[Directions for this task] Write every line of the material out exactly as shown.
— BEGIN Exercise input —
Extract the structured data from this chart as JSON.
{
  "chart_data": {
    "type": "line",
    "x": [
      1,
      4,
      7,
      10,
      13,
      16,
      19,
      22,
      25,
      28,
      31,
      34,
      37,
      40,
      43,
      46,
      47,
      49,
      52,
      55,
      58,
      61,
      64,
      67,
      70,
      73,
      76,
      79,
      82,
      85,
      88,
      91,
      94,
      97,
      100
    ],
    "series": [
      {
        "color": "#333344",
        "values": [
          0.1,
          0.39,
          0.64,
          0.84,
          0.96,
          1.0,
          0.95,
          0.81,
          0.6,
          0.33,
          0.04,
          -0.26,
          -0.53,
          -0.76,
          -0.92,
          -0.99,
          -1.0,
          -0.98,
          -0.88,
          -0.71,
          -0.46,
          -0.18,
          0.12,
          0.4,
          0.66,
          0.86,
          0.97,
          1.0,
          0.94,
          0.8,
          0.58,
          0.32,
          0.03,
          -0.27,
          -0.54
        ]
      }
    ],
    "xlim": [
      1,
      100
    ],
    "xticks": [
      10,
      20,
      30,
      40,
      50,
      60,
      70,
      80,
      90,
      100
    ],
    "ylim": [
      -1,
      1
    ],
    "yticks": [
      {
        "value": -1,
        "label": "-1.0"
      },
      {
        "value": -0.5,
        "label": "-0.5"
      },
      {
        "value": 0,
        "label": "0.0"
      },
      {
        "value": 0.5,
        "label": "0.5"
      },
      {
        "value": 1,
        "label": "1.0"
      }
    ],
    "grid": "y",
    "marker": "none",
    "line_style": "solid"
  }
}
— END Exercise input —
[Task answer]
Extract the structured data from this chart as JSON.
{
  "chart_data": {
    "type": "line",
    "x": [
      1,
      4,
      7,
      10,
      13,
      16,
      19,
      22,
      25,
      28,
      31,
      34,
      37,
      40,
      43,
      46,
      47,
      49,
      52,
      55,
      58,
      61,
      64,
      67,
      70,
      73,
      76,
      79,
      82,
      85,
      88,
      91,
      94,
      97,
      100
    ],
    "series": [
      {
        "color": "#333344",
        "values": [
          0.1,
          0.39,
          0.64,
          0.84,
          0.96,
          1.0,
          0.95,
          0.81,
          0.6,
          0.33,
          0.04,
          -0.26,
          -0.53,
          -0.76,
          -0.92,
          -0.99,
          -1.0,
          -0.98,
          -0.88,
          -0.71,
          -0.46,
          -0.18,
          0.12,
          0.4,
          0.66,
          0.86,
          0.97,
          1.0,
          0.94,
          0.8,
          0.58,
          0.32,
          0.03,
          -0.27,
          -0.54
        ]
      }
    ],
    "xlim": [
      1,
      100
    ],
    "xticks": [
      10,
      20,
      30,
      40,
      50,
      60,
      70,
      80,
      90,
      100
    ],
    "ylim": [
      -1,
      1
    ],
    "yticks": [
      {
        "value": -1,
        "label": "-1.0"
      },
      {
        "value": -0.5,
        "label": "-0.5"
      },
      {
        "value": 0,
        "label": "0.0"
      },
      {
        "value": 0.5,
        "label": "0.5"
      },
      {
        "value": 1,
        "label": "1.0"
      }
    ],
    "grid": "y",
    "marker": "none",
    "line_style": "solid"
  }
}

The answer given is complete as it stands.